(Stored rows)

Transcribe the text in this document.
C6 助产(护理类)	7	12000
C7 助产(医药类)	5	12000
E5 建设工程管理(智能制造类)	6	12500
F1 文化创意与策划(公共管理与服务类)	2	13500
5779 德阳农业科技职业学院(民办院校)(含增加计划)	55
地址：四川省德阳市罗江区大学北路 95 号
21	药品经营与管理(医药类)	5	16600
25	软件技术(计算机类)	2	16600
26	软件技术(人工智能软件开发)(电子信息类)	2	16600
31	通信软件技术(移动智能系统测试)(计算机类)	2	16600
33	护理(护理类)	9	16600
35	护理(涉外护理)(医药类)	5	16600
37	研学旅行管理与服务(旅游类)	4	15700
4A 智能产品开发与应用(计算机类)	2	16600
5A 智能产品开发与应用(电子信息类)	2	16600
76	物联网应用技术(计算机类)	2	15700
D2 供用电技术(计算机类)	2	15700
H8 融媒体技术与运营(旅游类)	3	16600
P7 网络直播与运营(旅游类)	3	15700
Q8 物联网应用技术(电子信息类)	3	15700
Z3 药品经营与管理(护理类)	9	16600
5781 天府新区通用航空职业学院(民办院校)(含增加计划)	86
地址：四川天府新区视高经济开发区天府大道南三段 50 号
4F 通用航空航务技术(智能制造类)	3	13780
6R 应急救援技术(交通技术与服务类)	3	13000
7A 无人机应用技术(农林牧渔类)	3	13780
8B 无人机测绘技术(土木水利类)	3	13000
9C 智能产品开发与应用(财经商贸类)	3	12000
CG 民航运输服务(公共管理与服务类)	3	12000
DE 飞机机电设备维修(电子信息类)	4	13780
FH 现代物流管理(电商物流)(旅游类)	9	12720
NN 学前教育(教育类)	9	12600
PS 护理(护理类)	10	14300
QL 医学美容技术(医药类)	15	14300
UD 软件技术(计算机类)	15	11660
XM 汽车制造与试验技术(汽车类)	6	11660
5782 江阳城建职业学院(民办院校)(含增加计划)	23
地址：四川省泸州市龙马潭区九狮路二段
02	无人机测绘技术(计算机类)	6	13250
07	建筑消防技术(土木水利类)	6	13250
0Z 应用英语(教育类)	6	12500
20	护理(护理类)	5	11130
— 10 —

(Problem details)
Identify which lines contain the word "土木水利类" and copy each one.

(The completed task)
8B 无人机测绘技术(土木水利类)	3	13000
07	建筑消防技术(土木水利类)	6	13250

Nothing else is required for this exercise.